Raw records:
────────────────────

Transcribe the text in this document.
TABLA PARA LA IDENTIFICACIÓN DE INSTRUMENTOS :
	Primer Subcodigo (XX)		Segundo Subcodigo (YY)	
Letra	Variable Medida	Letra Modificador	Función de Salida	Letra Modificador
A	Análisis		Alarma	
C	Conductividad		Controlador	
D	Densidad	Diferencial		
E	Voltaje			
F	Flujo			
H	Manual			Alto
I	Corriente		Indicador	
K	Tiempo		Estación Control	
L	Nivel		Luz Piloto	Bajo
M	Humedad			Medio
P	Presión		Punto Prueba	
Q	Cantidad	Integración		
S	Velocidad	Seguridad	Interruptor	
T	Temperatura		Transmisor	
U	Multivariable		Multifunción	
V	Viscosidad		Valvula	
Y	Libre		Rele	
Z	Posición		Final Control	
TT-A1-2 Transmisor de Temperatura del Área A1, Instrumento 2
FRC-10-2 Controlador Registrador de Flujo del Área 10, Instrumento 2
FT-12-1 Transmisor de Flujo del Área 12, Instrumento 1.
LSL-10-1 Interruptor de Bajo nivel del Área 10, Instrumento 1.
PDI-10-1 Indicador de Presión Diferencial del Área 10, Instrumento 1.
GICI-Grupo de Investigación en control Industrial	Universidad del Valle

────────────────────

*EXERCISE OBJECTIVE:* Extract the listing in its entirety, matching it exactly.

*ANSWER IN FULL:*
Transcribe the text in this document.
TABLA PARA LA IDENTIFICACIÓN DE INSTRUMENTOS :
	Primer Subcodigo (XX)		Segundo Subcodigo (YY)	
Letra	Variable Medida	Letra Modificador	Función de Salida	Letra Modificador
A	Análisis		Alarma	
C	Conductividad		Controlador	
D	Densidad	Diferencial		
E	Voltaje			
F	Flujo			
H	Manual			Alto
I	Corriente		Indicador	
K	Tiempo		Estación Control	
L	Nivel		Luz Piloto	Bajo
M	Humedad			Medio
P	Presión		Punto Prueba	
Q	Cantidad	Integración		
S	Velocidad	Seguridad	Interruptor	
T	Temperatura		Transmisor	
U	Multivariable		Multifunción	
V	Viscosidad		Valvula	
Y	Libre		Rele	
Z	Posición		Final Control	
TT-A1-2 Transmisor de Temperatura del Área A1, Instrumento 2
FRC-10-2 Controlador Registrador de Flujo del Área 10, Instrumento 2
FT-12-1 Transmisor de Flujo del Área 12, Instrumento 1.
LSL-10-1 Interruptor de Bajo nivel del Área 10, Instrumento 1.
PDI-10-1 Indicador de Presión Diferencial del Área 10, Instrumento 1.
GICI-Grupo de Investigación en control Industrial	Universidad del Valle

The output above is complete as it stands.